• [TEXT PASSAGE]:
================================
A Scanner and a Mission: An Interview with Paul Ford
Article by
David BarringerJune 5, 2007
Hewlett-Packard made a big fuss about putting 80 years of
Time magazine online. It took HP Labs and a consulting
team a year to do it, and the online archive is still limited: it
provides the text of the articles but not the actual images of the
pages. Other periodicals, including magazines like The New
Yorker and newspapers like the New York Times, have
put their content online but have stopped short of providing
reproductions of the very pages as they were laid out in the
original print editions. (The New Yorker archives are only
available on DVD or portable harddrive.)
Magazines and newspapers are visual creatures that provide
insights into their cultural moment. For designers and all those
who love to study the visual histories of periodicals, reading text
without seeing the page is like reading a screenplay without seeing
the movie. Harper's
Magazine, on the other hand, has gone all the way. It has
created what associate editor Paul Ford calls "a massive,
interlinked, searchable document that provides quick access" to 157
continuous years of Harper's—with illustrations and all.
================================
• [DATASET RECORDS]:

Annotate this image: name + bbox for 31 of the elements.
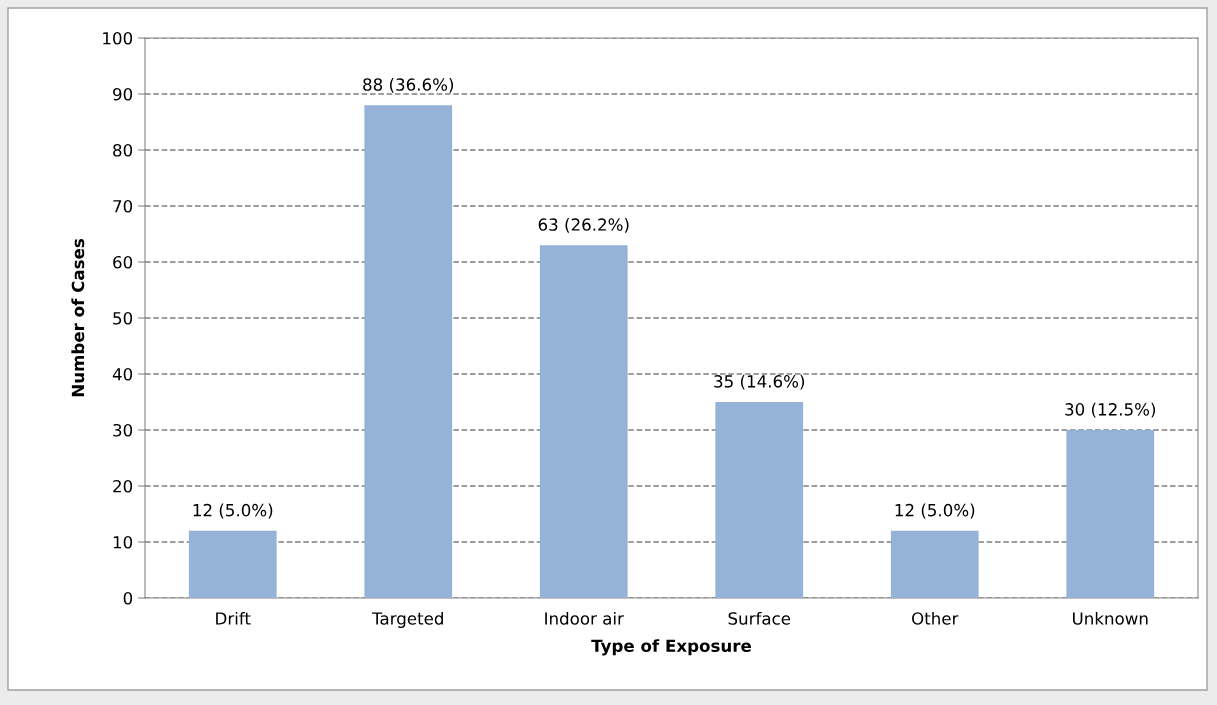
y-tick-label: 0 <box>123 591 133 605</box>
y-tick-label: 50 <box>113 311 133 325</box>
x-tick-label: Indoor air <box>545 611 624 625</box>
y-tick-label: 10 <box>113 535 133 549</box>
y-axis-title: Number of Cases <box>71 239 85 397</box>
x-tick-label: Other <box>912 611 959 625</box>
y-tick-label: 80 <box>113 143 133 157</box>
x-tick-label: Unknown <box>1073 611 1148 625</box>
x-tick-label: Drift <box>216 611 251 625</box>
data-label: 35 (14.6%) <box>714 374 805 390</box>
x-tick-label: Surface <box>728 611 791 625</box>
y-tick-label: 40 <box>112 367 133 381</box>
bar <box>715 402 804 598</box>
y-tick-label: 60 <box>113 255 133 269</box>
x-tick-label: Targeted <box>372 611 443 629</box>
bar <box>1066 430 1155 598</box>
y-tick-label: 30 <box>113 423 133 437</box>
x-axis-title: Type of Exposure <box>591 639 751 656</box>
data-label: 30 (12.5%) <box>1065 402 1156 418</box>
y-tick-label: 100 <box>103 31 133 45</box>
data-label: 88 (36.6%) <box>363 77 454 93</box>
data-label: 12 (5.0%) <box>193 503 273 519</box>
bar <box>364 105 453 598</box>
bar <box>188 530 277 598</box>
data-label: 63 (26.2%) <box>538 217 629 233</box>
bar <box>539 245 628 598</box>
bar <box>890 530 979 598</box>
y-tick-label: 90 <box>113 87 133 101</box>
y-tick-label: 20 <box>113 479 133 493</box>
data-label: 12 (5.0%) <box>895 503 975 519</box>
y-tick-label: 70 <box>113 199 133 213</box>
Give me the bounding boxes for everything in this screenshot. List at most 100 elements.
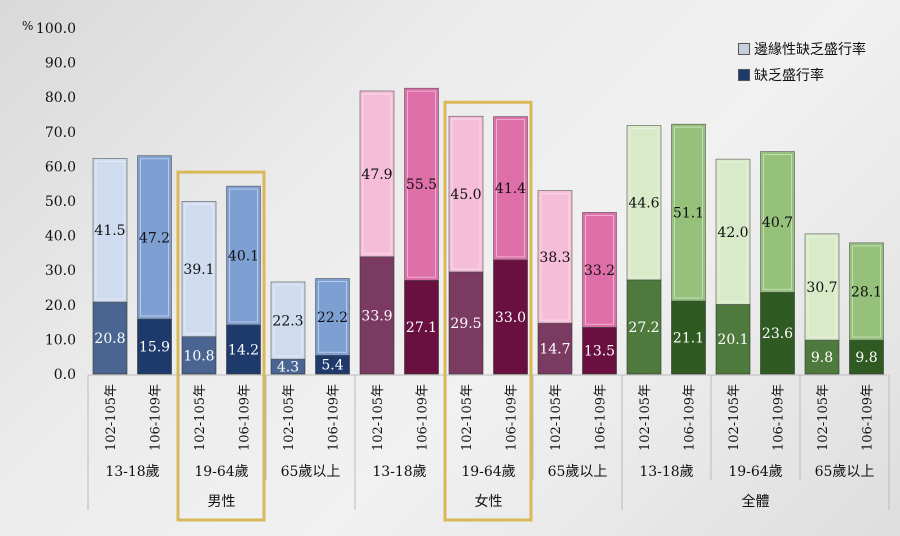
bar-segment-marginal	[226, 185, 261, 326]
bar-segment-marginal	[537, 190, 573, 324]
bar-bevel	[184, 203, 214, 335]
data-label-deficient: 27.1	[406, 320, 437, 336]
bar-segment-marginal	[137, 155, 172, 320]
data-label-marginal: 38.3	[539, 250, 570, 266]
highlight-box	[176, 170, 266, 522]
bar-bevel	[496, 119, 525, 258]
legend-swatch-marginal	[738, 43, 750, 55]
bar-bevel	[362, 93, 392, 255]
age-group-label: 65歲以上	[548, 464, 608, 480]
data-label-marginal: 47.9	[361, 167, 392, 183]
x-tick-label: 106-109年	[505, 384, 520, 451]
data-label-marginal: 41.4	[495, 181, 526, 197]
bar-segment-deficient	[92, 301, 128, 375]
data-label-marginal: 55.5	[406, 177, 437, 193]
x-tick-label: 106-109年	[594, 384, 609, 451]
bar-bevel	[451, 118, 481, 270]
bar-segment-deficient	[226, 324, 261, 375]
data-label-marginal: 22.2	[317, 310, 348, 326]
x-tick-label: 102-105年	[460, 384, 475, 451]
bar-bevel	[273, 284, 303, 357]
data-label-deficient: 29.5	[450, 316, 481, 332]
data-label-deficient: 23.6	[762, 326, 793, 342]
x-tick-label: 106-109年	[149, 384, 164, 451]
y-tick-label: 0.0	[54, 367, 76, 383]
legend-label-marginal: 邊緣性缺乏盛行率	[754, 42, 866, 58]
bar-bevel	[540, 193, 570, 321]
age-group-label: 19-64歲	[728, 464, 782, 480]
highlight-box	[443, 100, 533, 522]
data-label-deficient: 20.8	[94, 331, 125, 347]
y-tick-label: 80.0	[45, 90, 76, 106]
x-tick-label: 106-109年	[416, 384, 431, 451]
age-group-label: 19-64歲	[194, 464, 248, 480]
bar-segment-marginal	[804, 233, 840, 341]
bar-segment-deficient	[760, 292, 795, 375]
gender-group-label: 全體	[742, 493, 770, 510]
data-label-marginal: 30.7	[806, 280, 837, 296]
y-tick-label: 90.0	[45, 56, 76, 72]
data-label-marginal: 47.2	[139, 230, 170, 246]
data-label-marginal: 39.1	[183, 262, 214, 278]
y-tick-label: 100.0	[36, 21, 76, 37]
data-label-deficient: 10.8	[183, 348, 214, 364]
x-tick-label: 102-105年	[193, 384, 208, 451]
x-tick-label: 102-105年	[638, 384, 653, 451]
bar-bevel	[95, 160, 125, 300]
data-label-deficient: 33.0	[495, 310, 526, 326]
bar-bevel	[585, 214, 614, 325]
x-tick-label: 106-109年	[238, 384, 253, 451]
bar-segment-marginal	[582, 212, 617, 328]
data-label-deficient: 14.7	[539, 342, 570, 358]
data-label-marginal: 28.1	[851, 284, 882, 300]
data-label-marginal: 33.2	[584, 263, 615, 279]
bar-segment-marginal	[849, 242, 884, 341]
bar-segment-deficient	[849, 339, 884, 375]
bar-bevel	[674, 126, 703, 299]
bar-segment-marginal	[315, 278, 350, 356]
data-label-marginal: 51.1	[673, 206, 704, 222]
bar-segment-marginal	[626, 125, 662, 281]
bar-segment-deficient	[181, 336, 217, 375]
y-tick-label: 50.0	[45, 194, 76, 210]
data-label-deficient: 5.4	[321, 358, 343, 374]
bar-segment-marginal	[493, 116, 528, 261]
y-unit-label: %	[22, 19, 33, 33]
bar-segment-marginal	[760, 151, 795, 293]
bar-segment-marginal	[92, 158, 128, 303]
y-tick-label: 30.0	[45, 263, 76, 279]
bar-segment-marginal	[359, 90, 395, 258]
bar-bevel	[140, 158, 169, 317]
bar-bevel	[318, 281, 347, 353]
age-group-label: 13-18歲	[105, 464, 159, 480]
x-tick-label: 102-105年	[727, 384, 742, 451]
bar-segment-deficient	[715, 304, 751, 375]
y-tick-label: 60.0	[45, 159, 76, 175]
data-label-deficient: 4.3	[277, 360, 299, 376]
data-label-marginal: 45.0	[450, 187, 481, 203]
age-group-label: 13-18歲	[372, 464, 426, 480]
data-label-deficient: 9.8	[855, 350, 877, 366]
data-label-deficient: 27.2	[628, 320, 659, 336]
x-tick-label: 102-105年	[104, 384, 119, 451]
x-tick-label: 102-105年	[282, 384, 297, 451]
gender-group-label: 女性	[475, 493, 503, 510]
legend-label-deficient: 缺乏盛行率	[754, 68, 824, 84]
legend: 邊緣性缺乏盛行率 缺乏盛行率	[738, 36, 866, 88]
x-tick-label: 106-109年	[861, 384, 876, 451]
x-tick-label: 102-105年	[816, 384, 831, 451]
x-tick-label: 102-105年	[371, 384, 386, 451]
data-label-marginal: 40.1	[228, 248, 259, 264]
bar-segment-deficient	[137, 318, 172, 375]
data-label-marginal: 41.5	[94, 223, 125, 239]
bar-segment-marginal	[404, 87, 439, 281]
gender-group-label: 男性	[208, 494, 236, 510]
bar-bevel	[229, 188, 258, 323]
bar-bevel	[407, 90, 436, 278]
y-tick-label: 20.0	[45, 298, 76, 314]
age-group-label: 65歲以上	[815, 464, 875, 480]
legend-swatch-deficient	[738, 69, 750, 81]
x-tick-label: 102-105年	[549, 384, 564, 451]
bar-bevel	[852, 245, 881, 338]
x-tick-label: 106-109年	[772, 384, 787, 451]
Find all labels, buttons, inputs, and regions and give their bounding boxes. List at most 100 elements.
================================
• [STATED GOAL]: Resume the article about the Harper's Magazine online archive, starting right after its last sentence.

• [RESULT]:
Working alone, without any consulting team and without fuss, Ford
has been a man with a plan, a scanner and a lot of patience.

"Autumn Fashions" from Harper's first issue, June 1850.
Barringer: I understand scanning the Harper's
archives was your crazy idea. Why did this occur to
you?
Ford:Harper's maintains an
extraordinary index of every item ever published in the magazine,
from the first issue in June 1850 through today. It took many
people many years to create the index, but hardly anyone was using
it. When I came to Harper's in February 2005 and began to
explore the index, I realized we were 80 percent towards an online
archive. We just needed to scan the issues and align the scans to
the data.
There were other influences: Cornell University, as part of the
"Making of America" project, had already scanned in everything in
Harper's before 1900, and their website was a pleasure to
use. National Geographic and The New Yorker had
released their archives, proving that there is an audience. And
copyright law has made it clear that Harper's has the
right to publish images of its own pages in their entirety.
Barringer: At the time when you had the idea, what was
your role at Harper's? I seem to recall that you designed
their website, then you were writing the Harper's Weekly
newsletter, and then you were suddenly updating their computer
systems. How did your relationship evolve?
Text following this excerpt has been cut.